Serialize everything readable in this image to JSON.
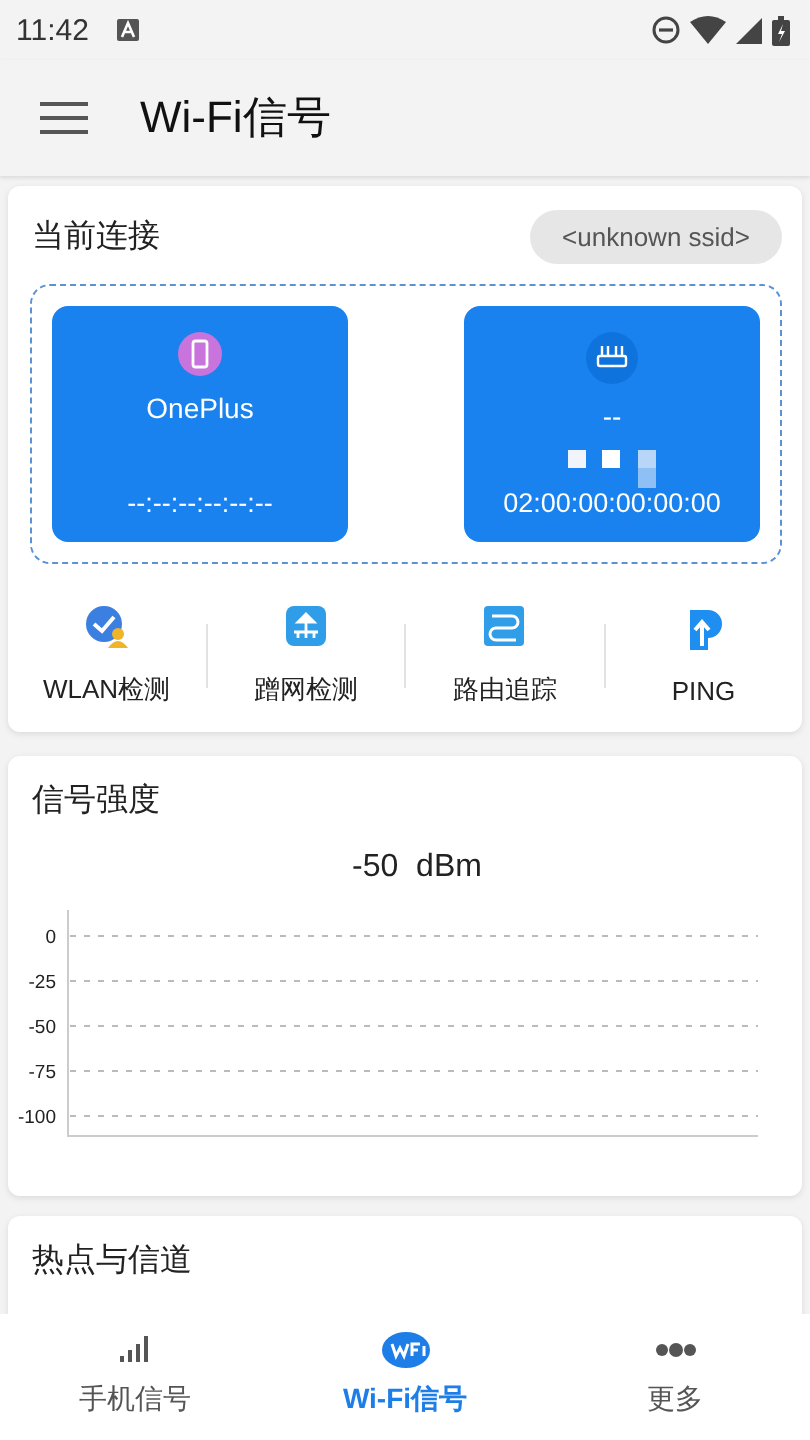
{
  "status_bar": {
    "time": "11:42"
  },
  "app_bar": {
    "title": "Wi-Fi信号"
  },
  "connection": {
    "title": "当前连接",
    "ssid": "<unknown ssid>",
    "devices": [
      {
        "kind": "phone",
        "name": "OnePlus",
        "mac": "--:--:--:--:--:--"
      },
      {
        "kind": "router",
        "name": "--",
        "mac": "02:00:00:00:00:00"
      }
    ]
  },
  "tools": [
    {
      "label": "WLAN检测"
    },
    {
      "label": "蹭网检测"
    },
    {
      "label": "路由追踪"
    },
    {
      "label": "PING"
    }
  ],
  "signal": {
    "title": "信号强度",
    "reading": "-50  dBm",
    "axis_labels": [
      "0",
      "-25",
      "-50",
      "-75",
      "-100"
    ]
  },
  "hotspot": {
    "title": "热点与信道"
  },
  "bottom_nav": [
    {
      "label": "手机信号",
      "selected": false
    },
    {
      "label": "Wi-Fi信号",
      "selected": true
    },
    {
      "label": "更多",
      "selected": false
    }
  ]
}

════════

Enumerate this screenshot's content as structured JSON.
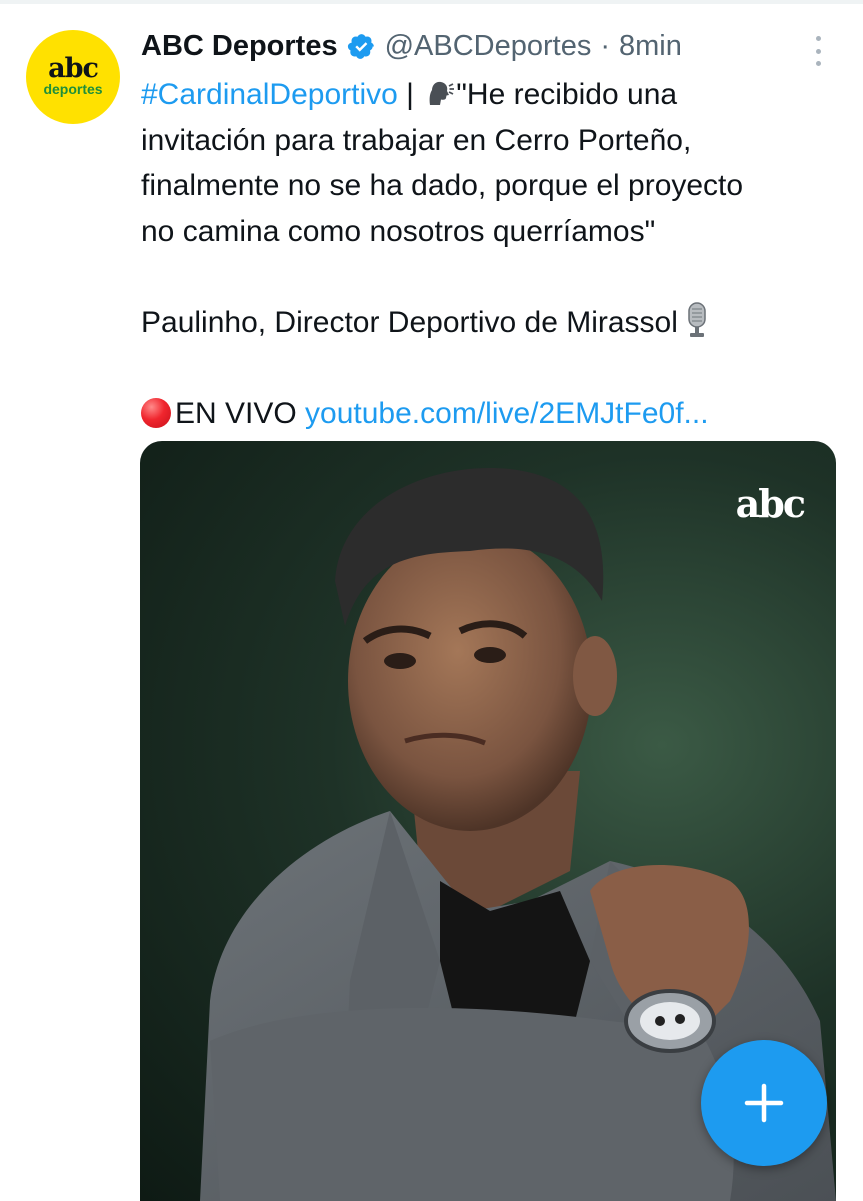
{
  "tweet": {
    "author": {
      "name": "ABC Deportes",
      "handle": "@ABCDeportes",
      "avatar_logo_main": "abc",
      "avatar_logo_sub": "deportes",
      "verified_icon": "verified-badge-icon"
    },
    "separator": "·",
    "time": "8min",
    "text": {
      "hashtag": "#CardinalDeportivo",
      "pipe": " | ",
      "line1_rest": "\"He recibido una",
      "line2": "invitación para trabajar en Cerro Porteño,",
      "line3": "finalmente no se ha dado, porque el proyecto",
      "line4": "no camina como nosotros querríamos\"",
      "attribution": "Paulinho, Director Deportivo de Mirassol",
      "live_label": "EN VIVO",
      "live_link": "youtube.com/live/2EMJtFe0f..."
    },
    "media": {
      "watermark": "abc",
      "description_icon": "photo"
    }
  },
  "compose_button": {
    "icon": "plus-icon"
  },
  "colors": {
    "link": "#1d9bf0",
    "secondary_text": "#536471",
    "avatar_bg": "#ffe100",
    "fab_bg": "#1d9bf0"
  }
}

════════

Give the number of lines in the records above that contain the word "name". Reply with that number alone.

3